▶ [Structured figure records]:
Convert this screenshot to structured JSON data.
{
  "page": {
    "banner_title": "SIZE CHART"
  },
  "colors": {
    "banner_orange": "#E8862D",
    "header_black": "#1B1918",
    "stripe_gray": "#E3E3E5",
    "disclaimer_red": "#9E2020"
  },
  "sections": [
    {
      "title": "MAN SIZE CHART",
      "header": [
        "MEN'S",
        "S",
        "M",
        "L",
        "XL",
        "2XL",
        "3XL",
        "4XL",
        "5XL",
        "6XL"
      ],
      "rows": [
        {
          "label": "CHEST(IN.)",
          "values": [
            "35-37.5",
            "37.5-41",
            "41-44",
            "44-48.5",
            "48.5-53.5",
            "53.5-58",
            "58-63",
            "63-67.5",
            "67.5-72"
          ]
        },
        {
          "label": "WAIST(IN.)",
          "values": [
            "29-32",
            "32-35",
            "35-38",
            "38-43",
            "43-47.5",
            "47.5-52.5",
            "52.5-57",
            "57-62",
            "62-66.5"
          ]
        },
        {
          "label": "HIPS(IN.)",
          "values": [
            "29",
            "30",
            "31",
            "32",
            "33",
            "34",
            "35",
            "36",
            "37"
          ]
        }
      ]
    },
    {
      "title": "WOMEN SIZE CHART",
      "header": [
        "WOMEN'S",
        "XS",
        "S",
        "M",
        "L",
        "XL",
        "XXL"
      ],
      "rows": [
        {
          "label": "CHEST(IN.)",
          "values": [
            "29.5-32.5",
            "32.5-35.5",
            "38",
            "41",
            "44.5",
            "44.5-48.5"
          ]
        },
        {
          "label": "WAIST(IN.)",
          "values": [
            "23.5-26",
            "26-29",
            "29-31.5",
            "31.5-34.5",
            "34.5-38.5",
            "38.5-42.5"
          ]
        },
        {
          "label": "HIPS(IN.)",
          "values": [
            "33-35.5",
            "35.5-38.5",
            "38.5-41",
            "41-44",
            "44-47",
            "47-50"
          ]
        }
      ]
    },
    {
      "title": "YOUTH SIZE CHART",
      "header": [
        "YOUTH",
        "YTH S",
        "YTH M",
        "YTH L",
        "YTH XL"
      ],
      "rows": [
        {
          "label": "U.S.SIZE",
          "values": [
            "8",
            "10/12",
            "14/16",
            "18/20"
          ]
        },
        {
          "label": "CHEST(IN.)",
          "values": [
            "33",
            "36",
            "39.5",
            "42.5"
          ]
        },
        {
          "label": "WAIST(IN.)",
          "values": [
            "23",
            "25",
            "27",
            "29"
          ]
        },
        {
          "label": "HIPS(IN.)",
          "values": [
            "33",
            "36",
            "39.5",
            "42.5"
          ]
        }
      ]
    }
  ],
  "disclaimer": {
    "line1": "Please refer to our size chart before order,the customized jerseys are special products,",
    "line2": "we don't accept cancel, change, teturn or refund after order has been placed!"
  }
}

▶ [TO DO]:
Your task is to transcribe the listing above in full, exactly as given.

▶ [WRITTEN SOLUTION]:
Convert this screenshot to structured JSON data.
{
  "page": {
    "banner_title": "SIZE CHART"
  },
  "colors": {
    "banner_orange": "#E8862D",
    "header_black": "#1B1918",
    "stripe_gray": "#E3E3E5",
    "disclaimer_red": "#9E2020"
  },
  "sections": [
    {
      "title": "MAN SIZE CHART",
      "header": [
        "MEN'S",
        "S",
        "M",
        "L",
        "XL",
        "2XL",
        "3XL",
        "4XL",
        "5XL",
        "6XL"
      ],
      "rows": [
        {
          "label": "CHEST(IN.)",
          "values": [
            "35-37.5",
            "37.5-41",
            "41-44",
            "44-48.5",
            "48.5-53.5",
            "53.5-58",
            "58-63",
            "63-67.5",
            "67.5-72"
          ]
        },
        {
          "label": "WAIST(IN.)",
          "values": [
            "29-32",
            "32-35",
            "35-38",
            "38-43",
            "43-47.5",
            "47.5-52.5",
            "52.5-57",
            "57-62",
            "62-66.5"
          ]
        },
        {
          "label": "HIPS(IN.)",
          "values": [
            "29",
            "30",
            "31",
            "32",
            "33",
            "34",
            "35",
            "36",
            "37"
          ]
        }
      ]
    },
    {
      "title": "WOMEN SIZE CHART",
      "header": [
        "WOMEN'S",
        "XS",
        "S",
        "M",
        "L",
        "XL",
        "XXL"
      ],
      "rows": [
        {
          "label": "CHEST(IN.)",
          "values": [
            "29.5-32.5",
            "32.5-35.5",
            "38",
            "41",
            "44.5",
            "44.5-48.5"
          ]
        },
        {
          "label": "WAIST(IN.)",
          "values": [
            "23.5-26",
            "26-29",
            "29-31.5",
            "31.5-34.5",
            "34.5-38.5",
            "38.5-42.5"
          ]
        },
        {
          "label": "HIPS(IN.)",
          "values": [
            "33-35.5",
            "35.5-38.5",
            "38.5-41",
            "41-44",
            "44-47",
            "47-50"
          ]
        }
      ]
    },
    {
      "title": "YOUTH SIZE CHART",
      "header": [
        "YOUTH",
        "YTH S",
        "YTH M",
        "YTH L",
        "YTH XL"
      ],
      "rows": [
        {
          "label": "U.S.SIZE",
          "values": [
            "8",
            "10/12",
            "14/16",
            "18/20"
          ]
        },
        {
          "label": "CHEST(IN.)",
          "values": [
            "33",
            "36",
            "39.5",
            "42.5"
          ]
        },
        {
          "label": "WAIST(IN.)",
          "values": [
            "23",
            "25",
            "27",
            "29"
          ]
        },
        {
          "label": "HIPS(IN.)",
          "values": [
            "33",
            "36",
            "39.5",
            "42.5"
          ]
        }
      ]
    }
  ],
  "disclaimer": {
    "line1": "Please refer to our size chart before order,the customized jerseys are special products,",
    "line2": "we don't accept cancel, change, teturn or refund after order has been placed!"
  }
}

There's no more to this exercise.